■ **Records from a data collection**

________

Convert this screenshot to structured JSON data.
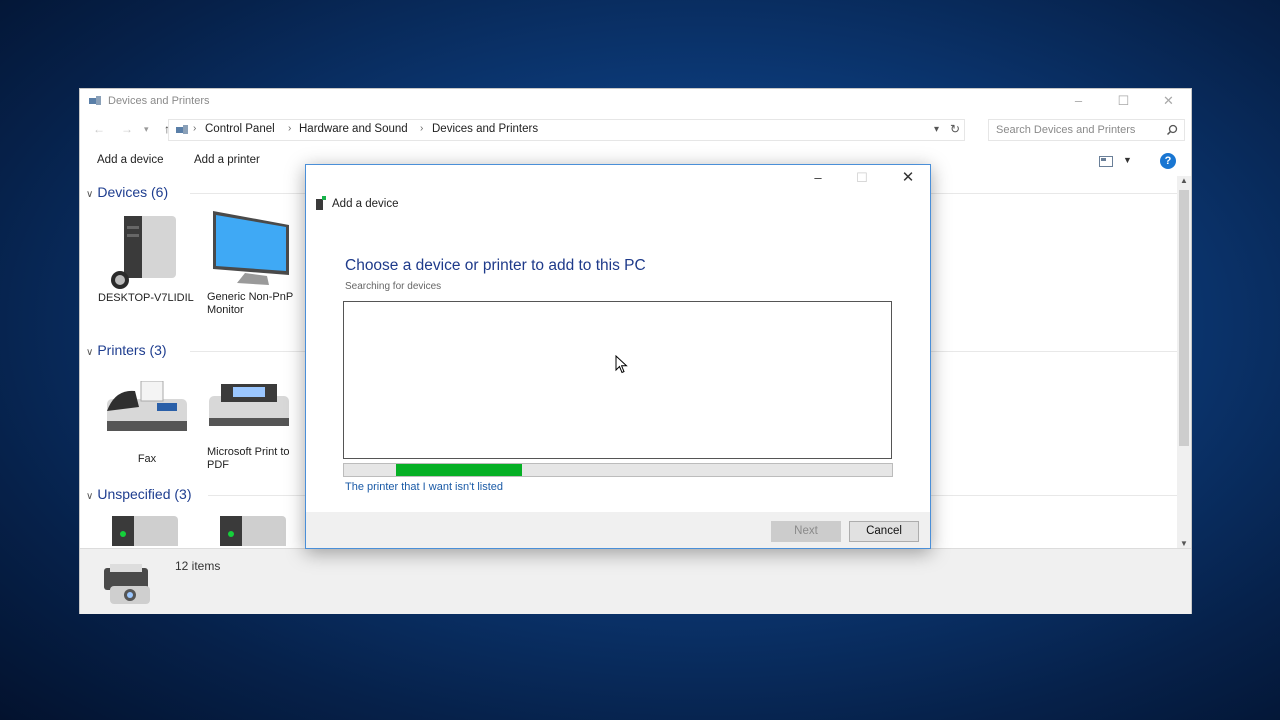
{
  "explorer": {
    "title": "Devices and Printers",
    "breadcrumb": [
      "Control Panel",
      "Hardware and Sound",
      "Devices and Printers"
    ],
    "search_placeholder": "Search Devices and Printers",
    "commands": [
      "Add a device",
      "Add a printer"
    ],
    "groups": [
      {
        "label": "Devices (6)",
        "items": [
          "DESKTOP-V7LIDIL",
          "Generic Non-PnP Monitor"
        ]
      },
      {
        "label": "Printers (3)",
        "items": [
          "Fax",
          "Microsoft Print to PDF"
        ]
      },
      {
        "label": "Unspecified (3)",
        "items": []
      }
    ],
    "status": "12 items"
  },
  "dialog": {
    "title": "Add a device",
    "heading": "Choose a device or printer to add to this PC",
    "status": "Searching for devices",
    "progress": {
      "start": 0.095,
      "end": 0.325
    },
    "link": "The printer that I want isn't listed",
    "next_label": "Next",
    "cancel_label": "Cancel"
  },
  "colors": {
    "accent": "#1e3a8a",
    "progress": "#06b025",
    "link": "#1a5aa6"
  }
}
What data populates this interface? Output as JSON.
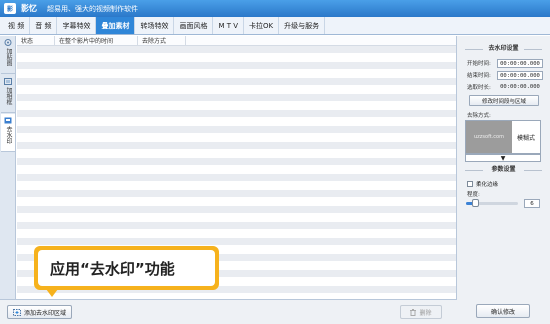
{
  "titlebar": {
    "app_logo": "影",
    "app_name": "影忆",
    "slogan": "超易用、强大的视频制作软件"
  },
  "menu": {
    "tabs": [
      {
        "label": "视 频",
        "active": false
      },
      {
        "label": "音 频",
        "active": false
      },
      {
        "label": "字幕特效",
        "active": false
      },
      {
        "label": "叠加素材",
        "active": true
      },
      {
        "label": "转场特效",
        "active": false
      },
      {
        "label": "画面风格",
        "active": false
      },
      {
        "label": "M T V",
        "active": false
      },
      {
        "label": "卡拉OK",
        "active": false
      },
      {
        "label": "升级与服务",
        "active": false
      }
    ]
  },
  "sidebar": {
    "tabs": [
      {
        "label": "加贴图",
        "icon": "sticker-icon",
        "active": false
      },
      {
        "label": "加相框",
        "icon": "frame-icon",
        "active": false
      },
      {
        "label": "去水印",
        "icon": "watermark-icon",
        "active": true
      }
    ]
  },
  "table": {
    "columns": [
      "状态",
      "在整个影片中的时间",
      "去除方式"
    ],
    "rows": []
  },
  "bottom": {
    "add_button": "添加去水印区域",
    "delete_button": "删除"
  },
  "tooltip": {
    "text": "应用“去水印”功能"
  },
  "panel": {
    "section1_title": "去水印设置",
    "start_label": "开始时间:",
    "start_value": "00:00:00.000",
    "end_label": "结束时间:",
    "end_value": "00:00:00.000",
    "duration_label": "选取时长:",
    "duration_value": "00:00:00.000",
    "modify_time_button": "修改时间段与区域",
    "method_label": "去除方式:",
    "method_thumb_text": "uzzsoft.com",
    "method_name": "模糊式",
    "method_dropdown": "▼",
    "section2_title": "参数设置",
    "soften_label": "柔化边缘",
    "degree_label": "程度:",
    "degree_value": "6",
    "degree_fraction": 0.18,
    "confirm_button": "确认修改"
  }
}
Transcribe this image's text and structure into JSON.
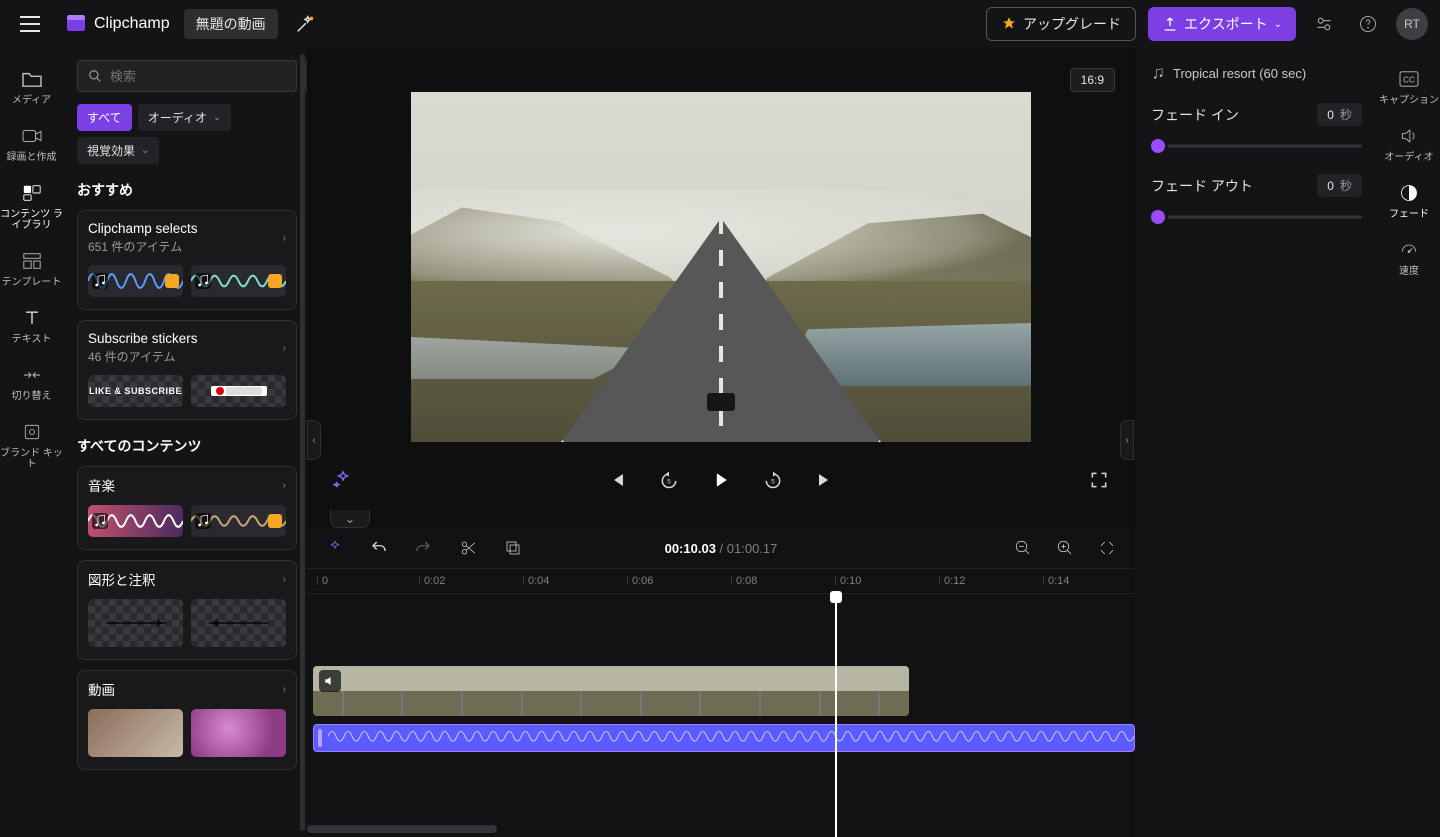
{
  "app": {
    "name": "Clipchamp",
    "project_title": "無題の動画"
  },
  "topbar": {
    "upgrade": "アップグレード",
    "export": "エクスポート",
    "avatar": "RT"
  },
  "left_rail": {
    "media": "メディア",
    "record": "録画と作成",
    "library": "コンテンツ ライブラリ",
    "templates": "テンプレート",
    "text": "テキスト",
    "transitions": "切り替え",
    "brand": "ブランド キット"
  },
  "library": {
    "search_placeholder": "検索",
    "chip_all": "すべて",
    "chip_audio": "オーディオ",
    "chip_visual": "視覚効果",
    "section_featured": "おすすめ",
    "section_all": "すべてのコンテンツ",
    "packs": {
      "selects": {
        "title": "Clipchamp selects",
        "sub": "651 件のアイテム"
      },
      "stickers": {
        "title": "Subscribe stickers",
        "sub": "46 件のアイテム",
        "thumb_label": "LIKE & SUBSCRIBE"
      }
    },
    "cats": {
      "music": "音楽",
      "shapes": "図形と注釈",
      "video": "動画"
    }
  },
  "preview": {
    "aspect": "16:9"
  },
  "timeline": {
    "current": "00:10.03",
    "total": "01:00.17",
    "ticks": [
      "0",
      "0:02",
      "0:04",
      "0:06",
      "0:08",
      "0:10",
      "0:12",
      "0:14"
    ]
  },
  "props": {
    "clip": "Tropical resort (60 sec)",
    "fade_in_label": "フェード イン",
    "fade_out_label": "フェード アウト",
    "fade_in_value": "0",
    "fade_out_value": "0",
    "unit": "秒"
  },
  "right_rail": {
    "captions": "キャプション",
    "audio": "オーディオ",
    "fade": "フェード",
    "speed": "速度"
  }
}
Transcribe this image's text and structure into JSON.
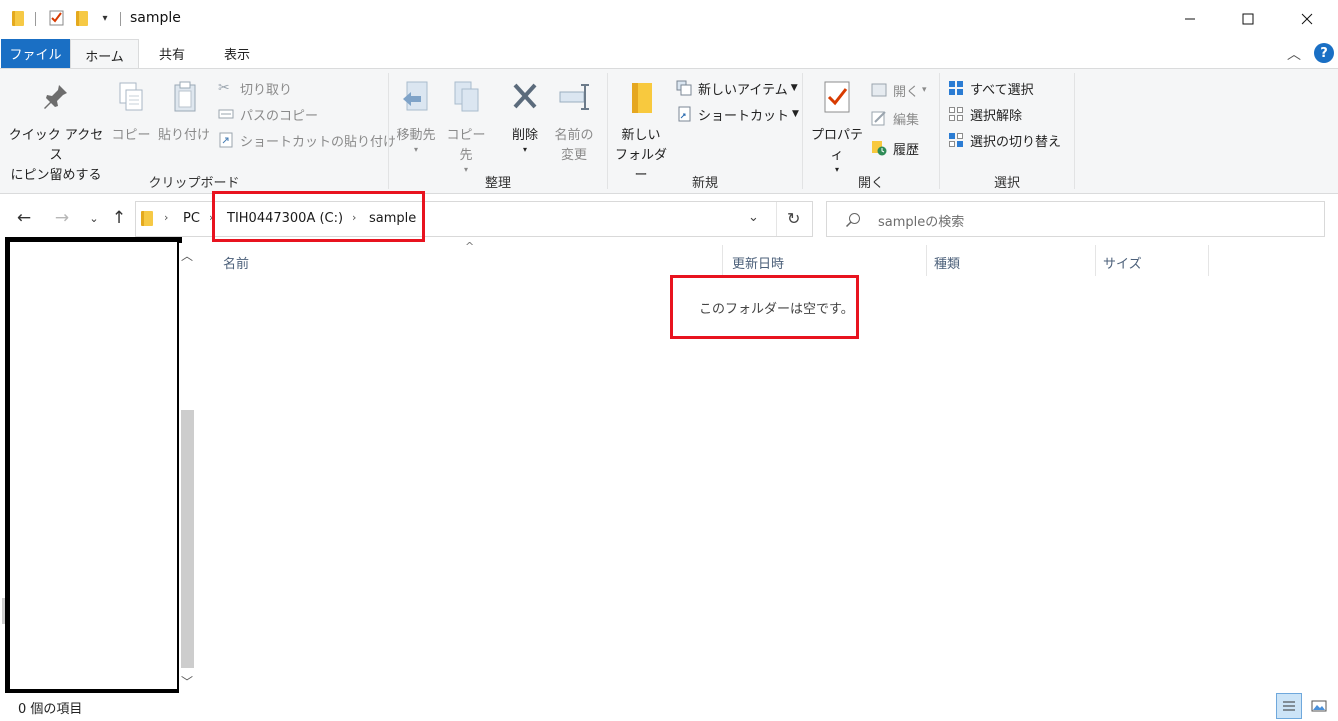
{
  "window": {
    "title": "sample",
    "minimize_icon": "minimize-icon",
    "maximize_icon": "maximize-icon",
    "close_icon": "close-icon"
  },
  "tabs": [
    {
      "label": "ファイル"
    },
    {
      "label": "ホーム"
    },
    {
      "label": "共有"
    },
    {
      "label": "表示"
    }
  ],
  "ribbon": {
    "clipboard": {
      "label": "クリップボード",
      "pin_line1": "クイック アクセス",
      "pin_line2": "にピン留めする",
      "copy": "コピー",
      "paste": "貼り付け",
      "cut": "切り取り",
      "copy_path": "パスのコピー",
      "paste_shortcut": "ショートカットの貼り付け"
    },
    "organize": {
      "label": "整理",
      "move_to": "移動先",
      "copy_to": "コピー先",
      "delete": "削除",
      "rename_line1": "名前の",
      "rename_line2": "変更"
    },
    "new": {
      "label": "新規",
      "new_folder_line1": "新しい",
      "new_folder_line2": "フォルダー",
      "new_item": "新しいアイテム",
      "shortcut": "ショートカット"
    },
    "open": {
      "label": "開く",
      "properties": "プロパティ",
      "open": "開く",
      "edit": "編集",
      "history": "履歴"
    },
    "select": {
      "label": "選択",
      "select_all": "すべて選択",
      "select_none": "選択解除",
      "invert": "選択の切り替え"
    }
  },
  "address": {
    "crumbs": [
      "PC",
      "TIH0447300A (C:)",
      "sample"
    ]
  },
  "search": {
    "placeholder": "sampleの検索"
  },
  "columns": [
    "名前",
    "更新日時",
    "種類",
    "サイズ"
  ],
  "empty_message": "このフォルダーは空です。",
  "status": {
    "item_count": "0 個の項目"
  },
  "colors": {
    "file_tab": "#1a6fc4",
    "annotation_red": "#e8131f"
  }
}
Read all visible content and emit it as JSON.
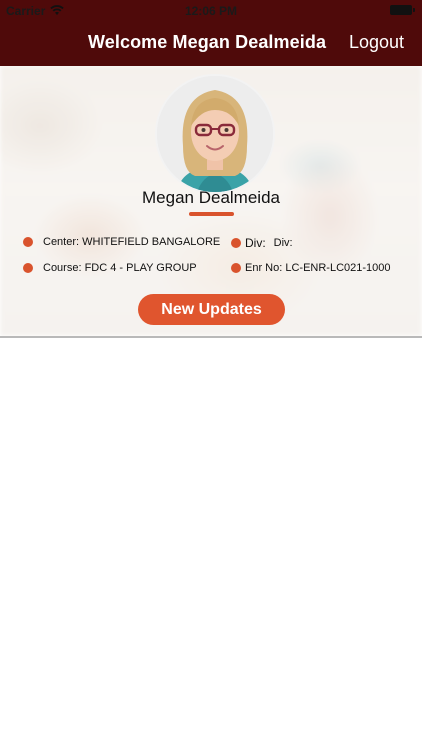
{
  "status_bar": {
    "carrier": "Carrier",
    "time": "12:06 PM"
  },
  "header": {
    "title": "Welcome Megan Dealmeida",
    "logout_label": "Logout",
    "background_color": "#4f0a0a"
  },
  "profile": {
    "name": "Megan Dealmeida",
    "accent_color": "#d9532d",
    "center": "Center: WHITEFIELD BANGALORE",
    "div_label": "Div:",
    "div_value": "Div:",
    "course": "Course: FDC 4 - PLAY GROUP",
    "enr_no": "Enr No: LC-ENR-LC021-1000"
  },
  "actions": {
    "new_updates_label": "New Updates"
  }
}
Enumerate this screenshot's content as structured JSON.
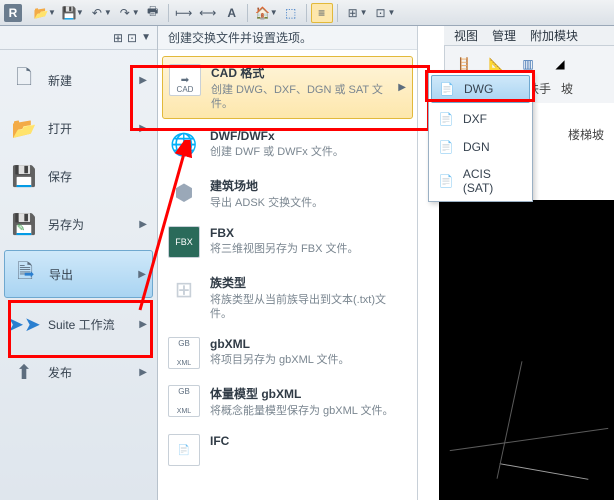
{
  "qat": {
    "logo": "R"
  },
  "tabs": {
    "view": "视图",
    "manage": "管理",
    "addin": "附加模块"
  },
  "ribbon_right": {
    "rail": "栏杆扶手",
    "slope": "坡"
  },
  "subpanel_label": "楼梯坡",
  "app_menu": {
    "new": "新建",
    "open": "打开",
    "save": "保存",
    "saveas": "另存为",
    "export": "导出",
    "suite": "Suite 工作流",
    "publish": "发布"
  },
  "sub": {
    "title": "创建交换文件并设置选项。",
    "cad": {
      "name": "CAD 格式",
      "desc": "创建 DWG、DXF、DGN 或 SAT 文件。"
    },
    "dwf": {
      "name": "DWF/DWFx",
      "desc": "创建 DWF 或 DWFx 文件。"
    },
    "site": {
      "name": "建筑场地",
      "desc": "导出 ADSK 交换文件。"
    },
    "fbx": {
      "name": "FBX",
      "desc": "将三维视图另存为 FBX 文件。"
    },
    "famtype": {
      "name": "族类型",
      "desc": "将族类型从当前族导出到文本(.txt)文件。"
    },
    "gbxml": {
      "name": "gbXML",
      "desc": "将项目另存为 gbXML 文件。"
    },
    "mass": {
      "name": "体量模型 gbXML",
      "desc": "将概念能量模型保存为 gbXML 文件。"
    },
    "ifc": {
      "name": "IFC",
      "desc": ""
    }
  },
  "fly": {
    "dwg": "DWG",
    "dxf": "DXF",
    "dgn": "DGN",
    "acis": "ACIS (SAT)"
  },
  "icons": {
    "cad_tag": "CAD",
    "fbx_tag": "FBX",
    "gb_tag": "GB",
    "gbxml_tag": "XML"
  }
}
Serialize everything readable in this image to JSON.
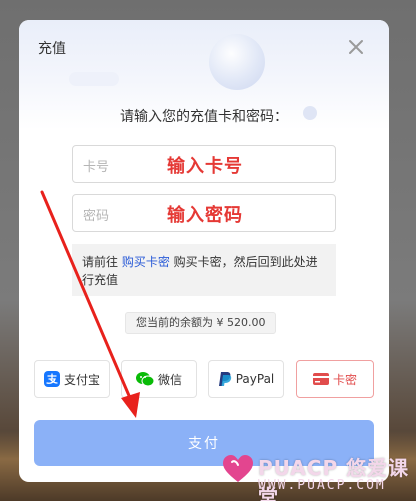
{
  "dialog": {
    "title": "充值",
    "prompt": "请输入您的充值卡和密码："
  },
  "card_field": {
    "placeholder": "卡号",
    "annotation": "输入卡号"
  },
  "password_field": {
    "placeholder": "密码",
    "annotation": "输入密码"
  },
  "notice": {
    "prefix": "请前往 ",
    "link": "购买卡密",
    "suffix": " 购买卡密，然后回到此处进行充值"
  },
  "balance": {
    "text": "您当前的余额为 ¥ 520.00"
  },
  "payment_methods": [
    {
      "label": "支付宝",
      "icon": "alipay-icon",
      "color": "#1677ff"
    },
    {
      "label": "微信",
      "icon": "wechat-icon",
      "color": "#09bb07"
    },
    {
      "label": "PayPal",
      "icon": "paypal-icon",
      "color": "#253b80"
    },
    {
      "label": "卡密",
      "icon": "card-icon",
      "color": "#e14c4c",
      "selected": true
    }
  ],
  "submit": {
    "label": "支付"
  },
  "watermark": {
    "brand": "PUACP 悠爱课堂",
    "url": "WWW.PUACP.COM"
  },
  "colors": {
    "accent": "#8bb1f7",
    "annotation_red": "#e53935",
    "link_blue": "#2a5bd7"
  }
}
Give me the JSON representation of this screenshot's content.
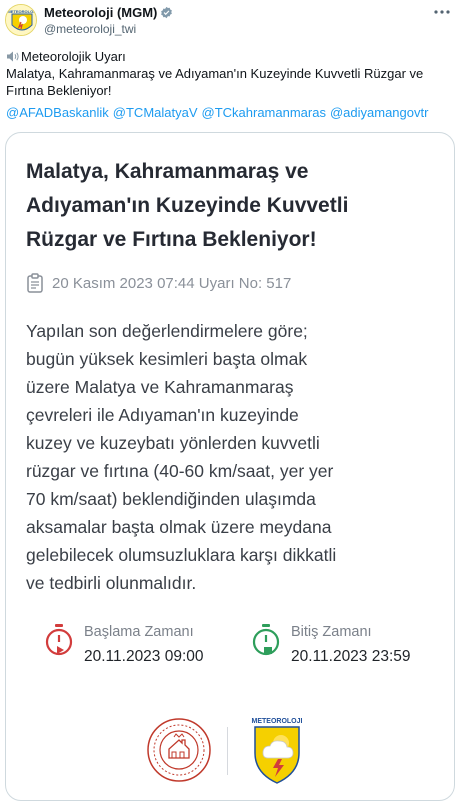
{
  "account": {
    "display_name": "Meteoroloji (MGM)",
    "handle": "@meteoroloji_twi",
    "verified": true,
    "avatar_text": "METEOROLOJI"
  },
  "tweet": {
    "lines": [
      "Meteorolojik Uyarı",
      "Malatya, Kahramanmaraş ve Adıyaman'ın Kuzeyinde Kuvvetli Rüzgar ve",
      "Fırtına Bekleniyor!"
    ],
    "mentions": [
      "@AFADBaskanlik",
      "@TCMalatyaV",
      "@TCkahramanmaras",
      "@adiyamangovtr"
    ]
  },
  "card": {
    "title_lines": [
      "Malatya, Kahramanmaraş ve",
      "Adıyaman'ın Kuzeyinde Kuvvetli",
      "Rüzgar ve Fırtına Bekleniyor!"
    ],
    "meta": "20 Kasım 2023 07:44 Uyarı No: 517",
    "body_lines": [
      "Yapılan son değerlendirmelere göre;",
      "bugün yüksek kesimleri başta olmak",
      "üzere Malatya ve Kahramanmaraş",
      "çevreleri ile Adıyaman'ın kuzeyinde",
      "kuzey ve kuzeybatı yönlerden kuvvetli",
      "rüzgar ve fırtına (40-60 km/saat, yer yer",
      "70 km/saat) beklendiğinden ulaşımda",
      "aksamalar başta olmak üzere meydana",
      "gelebilecek olumsuzluklara karşı dikkatli",
      "ve tedbirli olunmalıdır."
    ],
    "start": {
      "label": "Başlama Zamanı",
      "value": "20.11.2023 09:00"
    },
    "end": {
      "label": "Bitiş Zamanı",
      "value": "20.11.2023 23:59"
    },
    "mgm_logo_text": "METEOROLOJI"
  },
  "colors": {
    "link": "#1d9bf0",
    "verified": "#829aab",
    "start_icon": "#d23c3c",
    "end_icon": "#2e9e5b",
    "mgm_yellow": "#f5d000"
  },
  "icons": [
    "more-icon",
    "verified-badge-icon",
    "speaker-icon",
    "clipboard-icon",
    "stopwatch-icon"
  ]
}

________

■ **Exercise requirements**
Find and copy each line above that includes the string "desc".

■ **Written response**
      "desc": "创建 DWG、DXF、DGN 或 SAT 文件。"
      "desc": "创建 DWF 或 DWFx 文件。"
      "desc": "导出 ADSK 交换文件。"
      "desc": "将三维视图另存为 FBX 文件。"
      "desc": "将族类型从当前族导出到文本(.txt)文件。"
      "desc": "将项目另存为 gbXML 文件。"
      "desc": "将概念能量模型保存为 gbXML 文件。"
      "desc": ""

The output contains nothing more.